▶ [Task statement]
Set down the records once more, please, exactly and with the pictures left out.

▶ [Record excerpts]

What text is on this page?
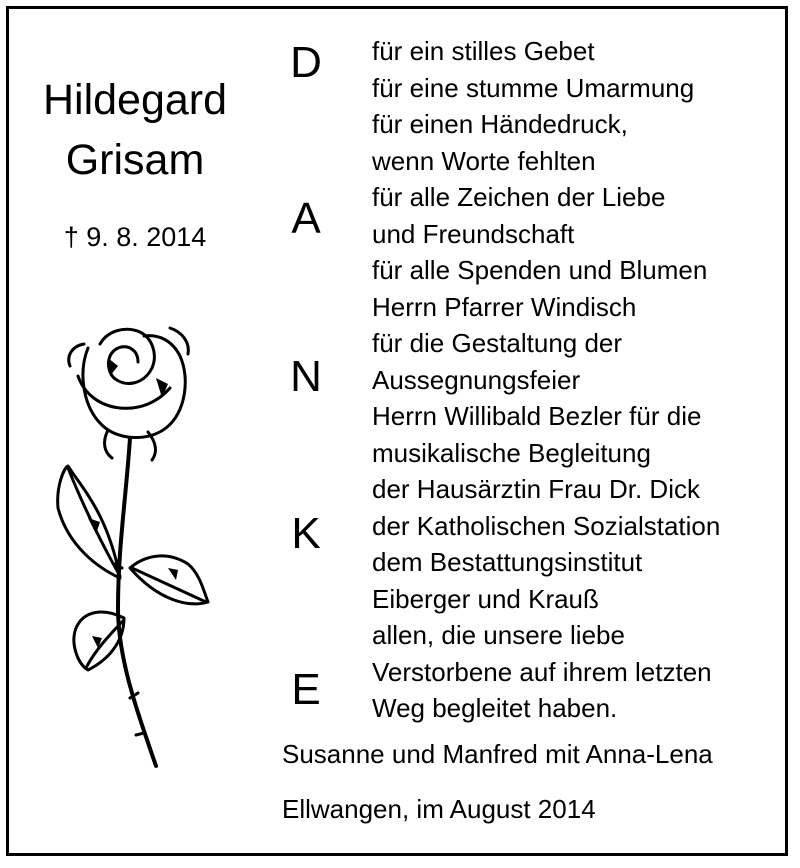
Hildegard
Grisam
† 9. 8. 2014
D
A
N
K
E
für ein stilles Gebet
für eine stumme Umarmung
für einen Händedruck,
wenn Worte fehlten
für alle Zeichen der Liebe
und Freundschaft
für alle Spenden und Blumen
Herrn Pfarrer Windisch
für die Gestaltung der
Aussegnungsfeier
Herrn Willibald Bezler für die
musikalische Begleitung
der Hausärztin Frau Dr. Dick
der Katholischen Sozialstation
dem Bestattungsinstitut
Eiberger und Krauß
allen, die unsere liebe
Verstorbene auf ihrem letzten
Weg begleitet haben.
Susanne und Manfred mit Anna-Lena
Ellwangen, im August 2014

▶ [Final answer]
What text is on this page?
Hildegard
Grisam
† 9. 8. 2014
D
A
N
K
E
für ein stilles Gebet
für eine stumme Umarmung
für einen Händedruck,
wenn Worte fehlten
für alle Zeichen der Liebe
und Freundschaft
für alle Spenden und Blumen
Herrn Pfarrer Windisch
für die Gestaltung der
Aussegnungsfeier
Herrn Willibald Bezler für die
musikalische Begleitung
der Hausärztin Frau Dr. Dick
der Katholischen Sozialstation
dem Bestattungsinstitut
Eiberger und Krauß
allen, die unsere liebe
Verstorbene auf ihrem letzten
Weg begleitet haben.
Susanne und Manfred mit Anna-Lena
Ellwangen, im August 2014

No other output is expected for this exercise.